[Begin DATA LINES]

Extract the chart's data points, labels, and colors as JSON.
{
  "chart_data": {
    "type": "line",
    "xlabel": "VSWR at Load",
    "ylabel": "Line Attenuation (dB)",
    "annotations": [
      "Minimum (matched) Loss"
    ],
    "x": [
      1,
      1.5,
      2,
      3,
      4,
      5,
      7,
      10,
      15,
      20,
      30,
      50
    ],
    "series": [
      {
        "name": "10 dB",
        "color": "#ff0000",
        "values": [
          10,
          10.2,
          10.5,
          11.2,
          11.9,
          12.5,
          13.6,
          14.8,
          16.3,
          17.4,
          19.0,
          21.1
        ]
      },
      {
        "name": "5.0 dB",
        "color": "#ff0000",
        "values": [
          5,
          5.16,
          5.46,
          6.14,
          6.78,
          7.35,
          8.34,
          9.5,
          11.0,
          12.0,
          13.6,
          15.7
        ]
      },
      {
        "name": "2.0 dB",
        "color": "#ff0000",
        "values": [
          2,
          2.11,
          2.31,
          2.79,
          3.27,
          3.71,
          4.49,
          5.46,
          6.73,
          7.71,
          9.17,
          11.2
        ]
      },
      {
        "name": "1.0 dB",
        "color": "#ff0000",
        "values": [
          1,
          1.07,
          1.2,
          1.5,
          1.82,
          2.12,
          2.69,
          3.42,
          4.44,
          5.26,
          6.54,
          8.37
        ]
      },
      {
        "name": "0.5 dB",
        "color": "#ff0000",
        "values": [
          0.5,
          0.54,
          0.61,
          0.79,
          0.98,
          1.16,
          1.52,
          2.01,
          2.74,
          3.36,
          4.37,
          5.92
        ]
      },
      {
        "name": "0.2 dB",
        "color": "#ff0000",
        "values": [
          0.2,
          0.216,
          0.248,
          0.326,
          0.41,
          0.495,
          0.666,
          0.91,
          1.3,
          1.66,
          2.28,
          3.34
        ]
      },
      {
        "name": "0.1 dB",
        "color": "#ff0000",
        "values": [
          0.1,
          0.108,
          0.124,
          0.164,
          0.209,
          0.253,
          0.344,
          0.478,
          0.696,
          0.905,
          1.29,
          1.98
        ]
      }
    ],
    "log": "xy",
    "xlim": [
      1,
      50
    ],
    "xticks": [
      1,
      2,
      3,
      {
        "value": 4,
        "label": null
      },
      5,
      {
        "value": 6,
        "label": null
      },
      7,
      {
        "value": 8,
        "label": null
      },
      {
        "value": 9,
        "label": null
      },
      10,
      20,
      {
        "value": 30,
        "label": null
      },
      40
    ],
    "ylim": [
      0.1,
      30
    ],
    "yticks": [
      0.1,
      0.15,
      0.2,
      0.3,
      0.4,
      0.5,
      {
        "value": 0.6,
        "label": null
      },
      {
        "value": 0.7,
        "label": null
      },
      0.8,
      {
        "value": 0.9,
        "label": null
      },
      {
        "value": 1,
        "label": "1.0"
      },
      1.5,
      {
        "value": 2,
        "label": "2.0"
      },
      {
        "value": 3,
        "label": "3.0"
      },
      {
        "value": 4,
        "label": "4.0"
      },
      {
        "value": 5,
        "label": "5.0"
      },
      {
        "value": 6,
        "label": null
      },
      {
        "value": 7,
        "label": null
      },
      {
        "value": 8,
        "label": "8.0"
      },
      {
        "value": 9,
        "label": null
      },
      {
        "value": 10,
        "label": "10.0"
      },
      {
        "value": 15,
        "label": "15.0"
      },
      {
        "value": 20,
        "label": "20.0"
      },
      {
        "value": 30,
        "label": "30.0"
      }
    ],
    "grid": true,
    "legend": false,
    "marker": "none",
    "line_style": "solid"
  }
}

[End DATA LINES]

● PROBLEM REQUIREMENTS: Pick out every line above that contains the word "name" and copy it.

● SOLUTION TO THE PROBLEM:
        "name": "10 dB",
        "name": "5.0 dB",
        "name": "2.0 dB",
        "name": "1.0 dB",
        "name": "0.5 dB",
        "name": "0.2 dB",
        "name": "0.1 dB",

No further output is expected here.